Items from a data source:
■ ■ ■

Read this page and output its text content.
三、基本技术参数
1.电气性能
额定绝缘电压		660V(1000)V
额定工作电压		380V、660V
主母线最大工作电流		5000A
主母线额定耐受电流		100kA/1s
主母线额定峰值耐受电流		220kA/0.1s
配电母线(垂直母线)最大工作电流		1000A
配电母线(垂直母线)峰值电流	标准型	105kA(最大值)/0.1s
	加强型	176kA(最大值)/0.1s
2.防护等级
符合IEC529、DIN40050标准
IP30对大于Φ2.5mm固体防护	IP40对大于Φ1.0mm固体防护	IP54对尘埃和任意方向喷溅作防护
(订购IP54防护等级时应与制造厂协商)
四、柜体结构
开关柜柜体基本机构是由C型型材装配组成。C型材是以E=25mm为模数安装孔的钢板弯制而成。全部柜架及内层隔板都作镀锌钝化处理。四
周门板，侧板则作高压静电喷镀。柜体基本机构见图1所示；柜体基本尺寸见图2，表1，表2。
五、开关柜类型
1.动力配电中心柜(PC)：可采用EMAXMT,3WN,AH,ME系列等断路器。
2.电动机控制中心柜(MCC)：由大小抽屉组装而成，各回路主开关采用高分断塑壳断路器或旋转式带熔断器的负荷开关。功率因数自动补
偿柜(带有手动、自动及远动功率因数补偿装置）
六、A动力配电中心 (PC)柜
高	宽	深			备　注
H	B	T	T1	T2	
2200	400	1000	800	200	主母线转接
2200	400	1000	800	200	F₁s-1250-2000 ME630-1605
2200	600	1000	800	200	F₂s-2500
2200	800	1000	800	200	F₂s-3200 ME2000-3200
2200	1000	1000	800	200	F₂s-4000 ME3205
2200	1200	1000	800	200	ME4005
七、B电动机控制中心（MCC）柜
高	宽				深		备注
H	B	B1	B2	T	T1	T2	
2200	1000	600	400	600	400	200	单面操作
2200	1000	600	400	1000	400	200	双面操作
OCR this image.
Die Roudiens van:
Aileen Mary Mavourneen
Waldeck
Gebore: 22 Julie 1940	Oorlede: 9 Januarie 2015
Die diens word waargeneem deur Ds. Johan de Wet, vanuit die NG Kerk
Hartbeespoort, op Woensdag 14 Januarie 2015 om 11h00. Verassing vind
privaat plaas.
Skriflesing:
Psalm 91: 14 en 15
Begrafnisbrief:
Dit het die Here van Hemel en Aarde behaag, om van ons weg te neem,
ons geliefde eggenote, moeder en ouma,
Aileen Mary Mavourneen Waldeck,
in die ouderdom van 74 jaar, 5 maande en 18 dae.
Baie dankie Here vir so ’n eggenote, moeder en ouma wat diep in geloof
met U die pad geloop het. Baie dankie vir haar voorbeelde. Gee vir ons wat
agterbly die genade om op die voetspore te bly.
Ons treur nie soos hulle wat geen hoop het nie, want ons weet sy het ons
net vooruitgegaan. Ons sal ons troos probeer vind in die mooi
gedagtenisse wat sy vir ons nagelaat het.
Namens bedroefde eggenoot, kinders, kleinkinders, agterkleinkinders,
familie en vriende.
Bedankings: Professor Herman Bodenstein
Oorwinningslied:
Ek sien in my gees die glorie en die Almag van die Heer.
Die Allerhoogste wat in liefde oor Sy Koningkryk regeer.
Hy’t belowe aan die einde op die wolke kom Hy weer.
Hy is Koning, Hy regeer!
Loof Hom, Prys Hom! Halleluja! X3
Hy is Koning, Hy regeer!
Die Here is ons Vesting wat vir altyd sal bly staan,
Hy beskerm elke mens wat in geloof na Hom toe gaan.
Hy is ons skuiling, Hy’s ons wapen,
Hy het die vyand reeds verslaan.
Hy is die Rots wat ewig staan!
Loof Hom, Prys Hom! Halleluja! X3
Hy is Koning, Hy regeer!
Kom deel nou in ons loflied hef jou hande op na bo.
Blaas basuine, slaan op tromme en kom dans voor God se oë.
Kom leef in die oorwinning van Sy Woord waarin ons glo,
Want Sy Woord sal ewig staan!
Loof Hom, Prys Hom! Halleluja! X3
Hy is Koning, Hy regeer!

■ ■ ■

Filter for "eggenote". Return all lines that hold it.

# Completed task:
ons geliefde eggenote, moeder en ouma,
Baie dankie Here vir so ’n eggenote, moeder en ouma wat diep in geloof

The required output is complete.